**Your goal:** Give an exact transcription of every line, dropping the images.

* start Data shown *

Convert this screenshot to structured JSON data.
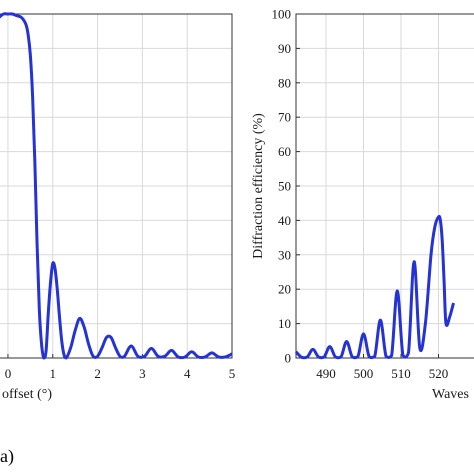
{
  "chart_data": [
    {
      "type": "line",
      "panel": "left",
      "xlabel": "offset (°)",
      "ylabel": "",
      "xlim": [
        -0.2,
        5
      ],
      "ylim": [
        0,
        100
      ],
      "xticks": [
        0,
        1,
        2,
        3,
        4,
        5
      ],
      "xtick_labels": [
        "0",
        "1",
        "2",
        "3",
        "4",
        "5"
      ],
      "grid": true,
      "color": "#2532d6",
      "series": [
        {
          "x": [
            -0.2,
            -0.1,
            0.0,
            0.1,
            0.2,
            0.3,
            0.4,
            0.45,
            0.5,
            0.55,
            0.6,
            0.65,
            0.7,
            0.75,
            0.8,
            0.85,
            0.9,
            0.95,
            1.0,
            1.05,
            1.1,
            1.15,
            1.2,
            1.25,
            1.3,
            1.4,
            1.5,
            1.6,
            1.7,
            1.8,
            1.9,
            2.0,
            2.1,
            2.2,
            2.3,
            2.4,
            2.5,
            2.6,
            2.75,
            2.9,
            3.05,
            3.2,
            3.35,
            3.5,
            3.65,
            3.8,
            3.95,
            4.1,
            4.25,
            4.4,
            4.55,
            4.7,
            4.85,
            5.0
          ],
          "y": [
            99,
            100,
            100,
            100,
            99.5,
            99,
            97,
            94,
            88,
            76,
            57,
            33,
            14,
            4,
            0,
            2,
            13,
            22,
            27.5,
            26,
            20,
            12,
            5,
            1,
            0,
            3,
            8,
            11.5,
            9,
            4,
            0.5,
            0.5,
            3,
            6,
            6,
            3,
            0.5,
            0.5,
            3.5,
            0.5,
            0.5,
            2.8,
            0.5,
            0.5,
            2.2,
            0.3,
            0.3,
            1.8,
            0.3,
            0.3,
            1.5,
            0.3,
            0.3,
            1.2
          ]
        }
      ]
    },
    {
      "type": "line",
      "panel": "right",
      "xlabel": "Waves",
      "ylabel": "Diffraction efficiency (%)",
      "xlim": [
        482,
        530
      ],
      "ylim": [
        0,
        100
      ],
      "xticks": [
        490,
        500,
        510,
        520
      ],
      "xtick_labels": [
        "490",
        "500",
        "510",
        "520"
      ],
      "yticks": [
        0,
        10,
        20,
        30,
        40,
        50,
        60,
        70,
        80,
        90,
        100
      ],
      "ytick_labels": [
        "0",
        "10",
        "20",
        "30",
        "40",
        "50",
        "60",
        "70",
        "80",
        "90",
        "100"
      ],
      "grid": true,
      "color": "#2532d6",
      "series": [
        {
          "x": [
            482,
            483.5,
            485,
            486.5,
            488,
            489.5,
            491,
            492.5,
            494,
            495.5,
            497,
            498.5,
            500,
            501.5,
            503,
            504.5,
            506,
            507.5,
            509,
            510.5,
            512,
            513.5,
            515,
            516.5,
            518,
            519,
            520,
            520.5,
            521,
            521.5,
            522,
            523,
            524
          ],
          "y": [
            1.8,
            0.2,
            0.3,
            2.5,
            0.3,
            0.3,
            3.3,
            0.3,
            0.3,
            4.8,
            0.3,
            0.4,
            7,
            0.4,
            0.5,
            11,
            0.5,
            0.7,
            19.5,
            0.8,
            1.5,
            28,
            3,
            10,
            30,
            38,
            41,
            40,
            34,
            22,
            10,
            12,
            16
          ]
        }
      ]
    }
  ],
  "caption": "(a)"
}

* end Data shown *

**Solution:**
Convert this screenshot to structured JSON data.
{
  "chart_data": [
    {
      "type": "line",
      "panel": "left",
      "xlabel": "offset (°)",
      "ylabel": "",
      "xlim": [
        -0.2,
        5
      ],
      "ylim": [
        0,
        100
      ],
      "xticks": [
        0,
        1,
        2,
        3,
        4,
        5
      ],
      "xtick_labels": [
        "0",
        "1",
        "2",
        "3",
        "4",
        "5"
      ],
      "grid": true,
      "color": "#2532d6",
      "series": [
        {
          "x": [
            -0.2,
            -0.1,
            0.0,
            0.1,
            0.2,
            0.3,
            0.4,
            0.45,
            0.5,
            0.55,
            0.6,
            0.65,
            0.7,
            0.75,
            0.8,
            0.85,
            0.9,
            0.95,
            1.0,
            1.05,
            1.1,
            1.15,
            1.2,
            1.25,
            1.3,
            1.4,
            1.5,
            1.6,
            1.7,
            1.8,
            1.9,
            2.0,
            2.1,
            2.2,
            2.3,
            2.4,
            2.5,
            2.6,
            2.75,
            2.9,
            3.05,
            3.2,
            3.35,
            3.5,
            3.65,
            3.8,
            3.95,
            4.1,
            4.25,
            4.4,
            4.55,
            4.7,
            4.85,
            5.0
          ],
          "y": [
            99,
            100,
            100,
            100,
            99.5,
            99,
            97,
            94,
            88,
            76,
            57,
            33,
            14,
            4,
            0,
            2,
            13,
            22,
            27.5,
            26,
            20,
            12,
            5,
            1,
            0,
            3,
            8,
            11.5,
            9,
            4,
            0.5,
            0.5,
            3,
            6,
            6,
            3,
            0.5,
            0.5,
            3.5,
            0.5,
            0.5,
            2.8,
            0.5,
            0.5,
            2.2,
            0.3,
            0.3,
            1.8,
            0.3,
            0.3,
            1.5,
            0.3,
            0.3,
            1.2
          ]
        }
      ]
    },
    {
      "type": "line",
      "panel": "right",
      "xlabel": "Waves",
      "ylabel": "Diffraction efficiency (%)",
      "xlim": [
        482,
        530
      ],
      "ylim": [
        0,
        100
      ],
      "xticks": [
        490,
        500,
        510,
        520
      ],
      "xtick_labels": [
        "490",
        "500",
        "510",
        "520"
      ],
      "yticks": [
        0,
        10,
        20,
        30,
        40,
        50,
        60,
        70,
        80,
        90,
        100
      ],
      "ytick_labels": [
        "0",
        "10",
        "20",
        "30",
        "40",
        "50",
        "60",
        "70",
        "80",
        "90",
        "100"
      ],
      "grid": true,
      "color": "#2532d6",
      "series": [
        {
          "x": [
            482,
            483.5,
            485,
            486.5,
            488,
            489.5,
            491,
            492.5,
            494,
            495.5,
            497,
            498.5,
            500,
            501.5,
            503,
            504.5,
            506,
            507.5,
            509,
            510.5,
            512,
            513.5,
            515,
            516.5,
            518,
            519,
            520,
            520.5,
            521,
            521.5,
            522,
            523,
            524
          ],
          "y": [
            1.8,
            0.2,
            0.3,
            2.5,
            0.3,
            0.3,
            3.3,
            0.3,
            0.3,
            4.8,
            0.3,
            0.4,
            7,
            0.4,
            0.5,
            11,
            0.5,
            0.7,
            19.5,
            0.8,
            1.5,
            28,
            3,
            10,
            30,
            38,
            41,
            40,
            34,
            22,
            10,
            12,
            16
          ]
        }
      ]
    }
  ],
  "caption": "(a)"
}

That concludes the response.